— START —
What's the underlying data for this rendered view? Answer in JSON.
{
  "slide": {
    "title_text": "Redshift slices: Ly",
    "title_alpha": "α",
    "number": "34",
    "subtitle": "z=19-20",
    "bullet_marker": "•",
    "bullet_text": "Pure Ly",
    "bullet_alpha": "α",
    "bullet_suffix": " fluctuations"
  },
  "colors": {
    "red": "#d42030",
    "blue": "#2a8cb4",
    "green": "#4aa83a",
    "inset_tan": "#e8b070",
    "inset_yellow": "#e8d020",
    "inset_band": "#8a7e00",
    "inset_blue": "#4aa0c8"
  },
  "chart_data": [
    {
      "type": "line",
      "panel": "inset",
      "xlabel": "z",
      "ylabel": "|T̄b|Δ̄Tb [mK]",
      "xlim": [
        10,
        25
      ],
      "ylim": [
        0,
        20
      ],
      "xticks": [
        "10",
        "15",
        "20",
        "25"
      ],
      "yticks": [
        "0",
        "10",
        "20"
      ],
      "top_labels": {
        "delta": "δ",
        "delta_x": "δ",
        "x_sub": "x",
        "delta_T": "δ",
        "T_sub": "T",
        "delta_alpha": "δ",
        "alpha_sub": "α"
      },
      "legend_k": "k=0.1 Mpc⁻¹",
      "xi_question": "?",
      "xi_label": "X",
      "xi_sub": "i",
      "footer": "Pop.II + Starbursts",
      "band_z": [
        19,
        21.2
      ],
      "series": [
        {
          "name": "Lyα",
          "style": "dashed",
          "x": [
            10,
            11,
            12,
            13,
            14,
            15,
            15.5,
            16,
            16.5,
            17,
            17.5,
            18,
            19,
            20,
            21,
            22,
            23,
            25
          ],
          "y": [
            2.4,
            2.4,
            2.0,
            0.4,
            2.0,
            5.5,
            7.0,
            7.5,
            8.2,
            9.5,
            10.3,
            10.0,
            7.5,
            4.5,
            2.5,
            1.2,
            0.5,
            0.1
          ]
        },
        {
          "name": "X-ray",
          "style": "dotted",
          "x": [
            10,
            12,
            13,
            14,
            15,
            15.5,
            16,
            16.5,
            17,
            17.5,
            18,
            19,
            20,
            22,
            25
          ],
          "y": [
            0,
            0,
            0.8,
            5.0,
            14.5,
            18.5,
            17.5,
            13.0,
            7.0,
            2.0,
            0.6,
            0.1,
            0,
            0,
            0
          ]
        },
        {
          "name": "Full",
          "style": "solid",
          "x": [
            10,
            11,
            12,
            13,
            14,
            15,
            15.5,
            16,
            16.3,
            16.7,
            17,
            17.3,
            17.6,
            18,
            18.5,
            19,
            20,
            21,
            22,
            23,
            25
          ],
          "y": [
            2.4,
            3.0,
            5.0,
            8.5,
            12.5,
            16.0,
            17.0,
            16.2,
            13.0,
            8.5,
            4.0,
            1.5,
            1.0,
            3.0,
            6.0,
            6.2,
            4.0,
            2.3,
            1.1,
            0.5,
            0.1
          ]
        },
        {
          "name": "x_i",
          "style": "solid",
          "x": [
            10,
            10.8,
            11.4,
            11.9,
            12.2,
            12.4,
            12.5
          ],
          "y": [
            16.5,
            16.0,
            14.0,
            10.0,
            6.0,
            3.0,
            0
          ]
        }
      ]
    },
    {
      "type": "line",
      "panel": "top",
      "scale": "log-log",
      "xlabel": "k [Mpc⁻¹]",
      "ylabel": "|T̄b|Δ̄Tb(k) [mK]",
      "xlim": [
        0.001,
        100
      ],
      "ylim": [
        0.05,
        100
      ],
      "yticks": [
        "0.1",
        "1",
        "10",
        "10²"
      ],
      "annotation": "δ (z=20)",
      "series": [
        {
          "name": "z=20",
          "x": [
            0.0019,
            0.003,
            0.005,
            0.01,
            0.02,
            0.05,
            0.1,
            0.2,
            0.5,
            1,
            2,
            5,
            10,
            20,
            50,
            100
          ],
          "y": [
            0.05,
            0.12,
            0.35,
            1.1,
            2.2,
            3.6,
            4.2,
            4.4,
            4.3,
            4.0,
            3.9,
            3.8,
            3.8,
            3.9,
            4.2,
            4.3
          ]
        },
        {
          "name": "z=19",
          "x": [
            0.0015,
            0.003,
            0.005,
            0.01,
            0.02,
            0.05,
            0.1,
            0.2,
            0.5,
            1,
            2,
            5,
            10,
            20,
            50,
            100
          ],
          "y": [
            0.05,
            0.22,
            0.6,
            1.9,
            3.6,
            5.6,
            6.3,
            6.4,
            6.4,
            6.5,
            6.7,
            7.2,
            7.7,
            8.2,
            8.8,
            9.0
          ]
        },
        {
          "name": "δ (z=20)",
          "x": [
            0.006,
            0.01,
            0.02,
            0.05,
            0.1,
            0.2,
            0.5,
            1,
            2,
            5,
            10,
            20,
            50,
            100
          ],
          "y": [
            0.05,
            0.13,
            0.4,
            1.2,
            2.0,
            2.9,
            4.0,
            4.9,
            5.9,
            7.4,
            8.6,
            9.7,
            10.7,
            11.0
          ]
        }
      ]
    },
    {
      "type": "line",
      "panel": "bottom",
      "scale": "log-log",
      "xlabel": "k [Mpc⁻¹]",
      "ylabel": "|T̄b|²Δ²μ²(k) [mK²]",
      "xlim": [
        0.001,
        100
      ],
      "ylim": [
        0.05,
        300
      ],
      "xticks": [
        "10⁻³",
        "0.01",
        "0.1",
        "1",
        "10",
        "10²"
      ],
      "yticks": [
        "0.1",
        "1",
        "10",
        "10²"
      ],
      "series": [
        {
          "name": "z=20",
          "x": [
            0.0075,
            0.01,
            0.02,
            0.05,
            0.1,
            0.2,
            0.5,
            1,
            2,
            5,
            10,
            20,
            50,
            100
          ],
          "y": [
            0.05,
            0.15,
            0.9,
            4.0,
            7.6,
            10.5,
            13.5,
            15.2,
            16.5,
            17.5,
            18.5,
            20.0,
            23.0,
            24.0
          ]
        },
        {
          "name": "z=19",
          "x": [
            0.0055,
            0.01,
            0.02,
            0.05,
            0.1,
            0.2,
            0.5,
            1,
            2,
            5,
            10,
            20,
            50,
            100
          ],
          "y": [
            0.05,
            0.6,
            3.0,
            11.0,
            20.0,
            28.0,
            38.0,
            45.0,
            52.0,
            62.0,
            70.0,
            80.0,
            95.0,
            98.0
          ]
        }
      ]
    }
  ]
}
— END —
(PROBLEM STATEMENT) Extract the data in full. Keep it word for word.

(RESPONSE TO THIS EXERCISE)
What's the underlying data for this rendered view? Answer in JSON.
{
  "slide": {
    "title_text": "Redshift slices: Ly",
    "title_alpha": "α",
    "number": "34",
    "subtitle": "z=19-20",
    "bullet_marker": "•",
    "bullet_text": "Pure Ly",
    "bullet_alpha": "α",
    "bullet_suffix": " fluctuations"
  },
  "colors": {
    "red": "#d42030",
    "blue": "#2a8cb4",
    "green": "#4aa83a",
    "inset_tan": "#e8b070",
    "inset_yellow": "#e8d020",
    "inset_band": "#8a7e00",
    "inset_blue": "#4aa0c8"
  },
  "chart_data": [
    {
      "type": "line",
      "panel": "inset",
      "xlabel": "z",
      "ylabel": "|T̄b|Δ̄Tb [mK]",
      "xlim": [
        10,
        25
      ],
      "ylim": [
        0,
        20
      ],
      "xticks": [
        "10",
        "15",
        "20",
        "25"
      ],
      "yticks": [
        "0",
        "10",
        "20"
      ],
      "top_labels": {
        "delta": "δ",
        "delta_x": "δ",
        "x_sub": "x",
        "delta_T": "δ",
        "T_sub": "T",
        "delta_alpha": "δ",
        "alpha_sub": "α"
      },
      "legend_k": "k=0.1 Mpc⁻¹",
      "xi_question": "?",
      "xi_label": "X",
      "xi_sub": "i",
      "footer": "Pop.II + Starbursts",
      "band_z": [
        19,
        21.2
      ],
      "series": [
        {
          "name": "Lyα",
          "style": "dashed",
          "x": [
            10,
            11,
            12,
            13,
            14,
            15,
            15.5,
            16,
            16.5,
            17,
            17.5,
            18,
            19,
            20,
            21,
            22,
            23,
            25
          ],
          "y": [
            2.4,
            2.4,
            2.0,
            0.4,
            2.0,
            5.5,
            7.0,
            7.5,
            8.2,
            9.5,
            10.3,
            10.0,
            7.5,
            4.5,
            2.5,
            1.2,
            0.5,
            0.1
          ]
        },
        {
          "name": "X-ray",
          "style": "dotted",
          "x": [
            10,
            12,
            13,
            14,
            15,
            15.5,
            16,
            16.5,
            17,
            17.5,
            18,
            19,
            20,
            22,
            25
          ],
          "y": [
            0,
            0,
            0.8,
            5.0,
            14.5,
            18.5,
            17.5,
            13.0,
            7.0,
            2.0,
            0.6,
            0.1,
            0,
            0,
            0
          ]
        },
        {
          "name": "Full",
          "style": "solid",
          "x": [
            10,
            11,
            12,
            13,
            14,
            15,
            15.5,
            16,
            16.3,
            16.7,
            17,
            17.3,
            17.6,
            18,
            18.5,
            19,
            20,
            21,
            22,
            23,
            25
          ],
          "y": [
            2.4,
            3.0,
            5.0,
            8.5,
            12.5,
            16.0,
            17.0,
            16.2,
            13.0,
            8.5,
            4.0,
            1.5,
            1.0,
            3.0,
            6.0,
            6.2,
            4.0,
            2.3,
            1.1,
            0.5,
            0.1
          ]
        },
        {
          "name": "x_i",
          "style": "solid",
          "x": [
            10,
            10.8,
            11.4,
            11.9,
            12.2,
            12.4,
            12.5
          ],
          "y": [
            16.5,
            16.0,
            14.0,
            10.0,
            6.0,
            3.0,
            0
          ]
        }
      ]
    },
    {
      "type": "line",
      "panel": "top",
      "scale": "log-log",
      "xlabel": "k [Mpc⁻¹]",
      "ylabel": "|T̄b|Δ̄Tb(k) [mK]",
      "xlim": [
        0.001,
        100
      ],
      "ylim": [
        0.05,
        100
      ],
      "yticks": [
        "0.1",
        "1",
        "10",
        "10²"
      ],
      "annotation": "δ (z=20)",
      "series": [
        {
          "name": "z=20",
          "x": [
            0.0019,
            0.003,
            0.005,
            0.01,
            0.02,
            0.05,
            0.1,
            0.2,
            0.5,
            1,
            2,
            5,
            10,
            20,
            50,
            100
          ],
          "y": [
            0.05,
            0.12,
            0.35,
            1.1,
            2.2,
            3.6,
            4.2,
            4.4,
            4.3,
            4.0,
            3.9,
            3.8,
            3.8,
            3.9,
            4.2,
            4.3
          ]
        },
        {
          "name": "z=19",
          "x": [
            0.0015,
            0.003,
            0.005,
            0.01,
            0.02,
            0.05,
            0.1,
            0.2,
            0.5,
            1,
            2,
            5,
            10,
            20,
            50,
            100
          ],
          "y": [
            0.05,
            0.22,
            0.6,
            1.9,
            3.6,
            5.6,
            6.3,
            6.4,
            6.4,
            6.5,
            6.7,
            7.2,
            7.7,
            8.2,
            8.8,
            9.0
          ]
        },
        {
          "name": "δ (z=20)",
          "x": [
            0.006,
            0.01,
            0.02,
            0.05,
            0.1,
            0.2,
            0.5,
            1,
            2,
            5,
            10,
            20,
            50,
            100
          ],
          "y": [
            0.05,
            0.13,
            0.4,
            1.2,
            2.0,
            2.9,
            4.0,
            4.9,
            5.9,
            7.4,
            8.6,
            9.7,
            10.7,
            11.0
          ]
        }
      ]
    },
    {
      "type": "line",
      "panel": "bottom",
      "scale": "log-log",
      "xlabel": "k [Mpc⁻¹]",
      "ylabel": "|T̄b|²Δ²μ²(k) [mK²]",
      "xlim": [
        0.001,
        100
      ],
      "ylim": [
        0.05,
        300
      ],
      "xticks": [
        "10⁻³",
        "0.01",
        "0.1",
        "1",
        "10",
        "10²"
      ],
      "yticks": [
        "0.1",
        "1",
        "10",
        "10²"
      ],
      "series": [
        {
          "name": "z=20",
          "x": [
            0.0075,
            0.01,
            0.02,
            0.05,
            0.1,
            0.2,
            0.5,
            1,
            2,
            5,
            10,
            20,
            50,
            100
          ],
          "y": [
            0.05,
            0.15,
            0.9,
            4.0,
            7.6,
            10.5,
            13.5,
            15.2,
            16.5,
            17.5,
            18.5,
            20.0,
            23.0,
            24.0
          ]
        },
        {
          "name": "z=19",
          "x": [
            0.0055,
            0.01,
            0.02,
            0.05,
            0.1,
            0.2,
            0.5,
            1,
            2,
            5,
            10,
            20,
            50,
            100
          ],
          "y": [
            0.05,
            0.6,
            3.0,
            11.0,
            20.0,
            28.0,
            38.0,
            45.0,
            52.0,
            62.0,
            70.0,
            80.0,
            95.0,
            98.0
          ]
        }
      ]
    }
  ]
}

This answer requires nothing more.